(begin)

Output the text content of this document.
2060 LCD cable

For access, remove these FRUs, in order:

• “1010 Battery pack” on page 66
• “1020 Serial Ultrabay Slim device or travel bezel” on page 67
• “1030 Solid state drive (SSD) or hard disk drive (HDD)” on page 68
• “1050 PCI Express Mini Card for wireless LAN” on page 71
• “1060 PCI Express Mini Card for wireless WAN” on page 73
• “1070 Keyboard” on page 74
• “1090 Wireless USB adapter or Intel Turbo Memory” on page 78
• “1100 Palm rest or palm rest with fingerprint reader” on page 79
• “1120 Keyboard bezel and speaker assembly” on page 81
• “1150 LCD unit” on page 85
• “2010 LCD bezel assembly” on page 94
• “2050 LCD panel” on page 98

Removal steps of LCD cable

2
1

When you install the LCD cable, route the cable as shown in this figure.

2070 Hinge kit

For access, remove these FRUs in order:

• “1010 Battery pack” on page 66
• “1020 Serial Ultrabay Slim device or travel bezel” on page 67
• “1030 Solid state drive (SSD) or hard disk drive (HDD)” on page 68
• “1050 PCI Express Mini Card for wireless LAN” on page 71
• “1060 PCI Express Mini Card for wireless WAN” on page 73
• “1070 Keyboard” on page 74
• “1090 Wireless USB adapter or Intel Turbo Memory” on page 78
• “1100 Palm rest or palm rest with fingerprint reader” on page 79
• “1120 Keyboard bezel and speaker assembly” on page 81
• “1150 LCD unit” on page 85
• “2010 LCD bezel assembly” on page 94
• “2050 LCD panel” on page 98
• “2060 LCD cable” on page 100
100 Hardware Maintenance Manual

(end)

*Aim*:
Write every entry out again exactly.

*In response*:
Output the text content of this document.
2060 LCD cable

For access, remove these FRUs, in order:

• “1010 Battery pack” on page 66
• “1020 Serial Ultrabay Slim device or travel bezel” on page 67
• “1030 Solid state drive (SSD) or hard disk drive (HDD)” on page 68
• “1050 PCI Express Mini Card for wireless LAN” on page 71
• “1060 PCI Express Mini Card for wireless WAN” on page 73
• “1070 Keyboard” on page 74
• “1090 Wireless USB adapter or Intel Turbo Memory” on page 78
• “1100 Palm rest or palm rest with fingerprint reader” on page 79
• “1120 Keyboard bezel and speaker assembly” on page 81
• “1150 LCD unit” on page 85
• “2010 LCD bezel assembly” on page 94
• “2050 LCD panel” on page 98

Removal steps of LCD cable

2
1

When you install the LCD cable, route the cable as shown in this figure.

2070 Hinge kit

For access, remove these FRUs in order:

• “1010 Battery pack” on page 66
• “1020 Serial Ultrabay Slim device or travel bezel” on page 67
• “1030 Solid state drive (SSD) or hard disk drive (HDD)” on page 68
• “1050 PCI Express Mini Card for wireless LAN” on page 71
• “1060 PCI Express Mini Card for wireless WAN” on page 73
• “1070 Keyboard” on page 74
• “1090 Wireless USB adapter or Intel Turbo Memory” on page 78
• “1100 Palm rest or palm rest with fingerprint reader” on page 79
• “1120 Keyboard bezel and speaker assembly” on page 81
• “1150 LCD unit” on page 85
• “2010 LCD bezel assembly” on page 94
• “2050 LCD panel” on page 98
• “2060 LCD cable” on page 100
100 Hardware Maintenance Manual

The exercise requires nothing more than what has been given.